DOCUMENT TEXT
+++++

NOTE 3.  GOING CONCERN

 

The Company’s financial statements are prepared using accounting principles generally accepted in the United States of America applicable to a going concern that contemplates the realization of assets and liquidation of liabilities in the normal course of business. The Company has not established any source of revenue to cover its operating costs. The Company will engage in very limited activities without incurring any liabilities that must be satisfied in cash until a source of funding is secured. The Company will offer non-cash consideration and seek equity lines as a means of financing its operations. If the Company is unable to obtain revenue producing contracts or financing or if the revenue or financing it does obtain is insufficient to cover any operating losses it may incur, it may substantially curtail or terminate its operations or seek other business opportunities through strategic alliances, acquisitions or other arrangements that may dilute the interests of existing stockholders.

 

NOTE 4. RELATED PARTY TRANSACTIONS

 

On June 18, 2013, the former sole officer, former sole director and the founder of the Company, performed services for the Company, the value of which was $1,000, in exchange for 10,000,000 shares of common stock ($0.0001 per share). In addition, the founder of the Company forgave an advance for $500 which is recorded as additional paid in capital.

+++++

STATED EXERCISE 1
Update the financial statement notes, starting at "NOTE 4. RELATED" and ending at "paid in capital.", with "forgave" changed to "waived".
The listing that comes next has nothing to do with the financial statement notes.

EXTRACTED MATERIAL
+++++

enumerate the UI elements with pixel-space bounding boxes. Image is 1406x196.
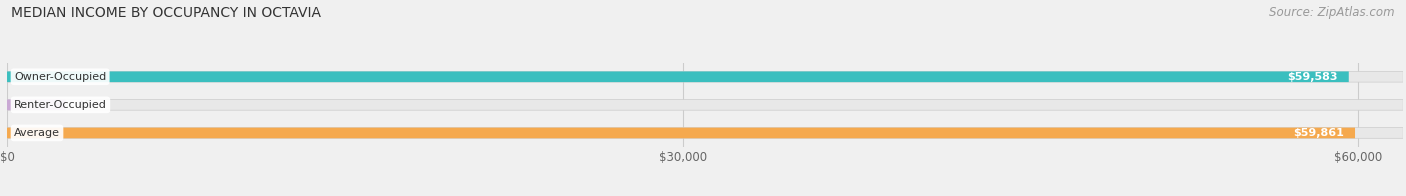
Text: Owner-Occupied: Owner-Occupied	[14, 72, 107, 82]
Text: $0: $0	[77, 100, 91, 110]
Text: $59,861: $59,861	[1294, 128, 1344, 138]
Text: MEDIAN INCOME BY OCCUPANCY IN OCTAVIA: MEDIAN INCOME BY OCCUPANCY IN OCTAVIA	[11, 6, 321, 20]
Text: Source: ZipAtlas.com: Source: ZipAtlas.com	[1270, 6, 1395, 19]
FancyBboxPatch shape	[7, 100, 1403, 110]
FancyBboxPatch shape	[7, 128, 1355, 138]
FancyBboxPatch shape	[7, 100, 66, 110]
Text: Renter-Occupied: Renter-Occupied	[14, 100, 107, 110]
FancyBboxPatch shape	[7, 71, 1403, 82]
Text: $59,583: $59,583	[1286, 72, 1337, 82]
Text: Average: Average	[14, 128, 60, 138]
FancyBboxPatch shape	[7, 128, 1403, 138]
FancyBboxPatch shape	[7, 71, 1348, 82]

+++++

STATED EXERCISE 2
Please reproduce the listing word for word, leaving the picture out.

TASK OUTPUT 1
NOTE 4. RELATED PARTY TRANSACTIONS

 

On June 18, 2013, the former sole officer, former sole director and the founder of the Company, performed services for the Company, the value of which was $1,000, in exchange for 10,000,000 shares of common stock ($0.0001 per share). In addition, the founder of the Company waived an advance for $500 which is recorded as additional paid in capital.

TASK OUTPUT 2
enumerate the UI elements with pixel-space bounding boxes. Image is 1406x196.
Text: Owner-Occupied: Owner-Occupied	[14, 72, 107, 82]
Text: $0: $0	[77, 100, 91, 110]
Text: $59,861: $59,861	[1294, 128, 1344, 138]
Text: MEDIAN INCOME BY OCCUPANCY IN OCTAVIA: MEDIAN INCOME BY OCCUPANCY IN OCTAVIA	[11, 6, 321, 20]
Text: Source: ZipAtlas.com: Source: ZipAtlas.com	[1270, 6, 1395, 19]
FancyBboxPatch shape	[7, 100, 1403, 110]
FancyBboxPatch shape	[7, 128, 1355, 138]
FancyBboxPatch shape	[7, 100, 66, 110]
Text: Renter-Occupied: Renter-Occupied	[14, 100, 107, 110]
FancyBboxPatch shape	[7, 71, 1403, 82]
Text: $59,583: $59,583	[1286, 72, 1337, 82]
Text: Average: Average	[14, 128, 60, 138]
FancyBboxPatch shape	[7, 128, 1403, 138]
FancyBboxPatch shape	[7, 71, 1348, 82]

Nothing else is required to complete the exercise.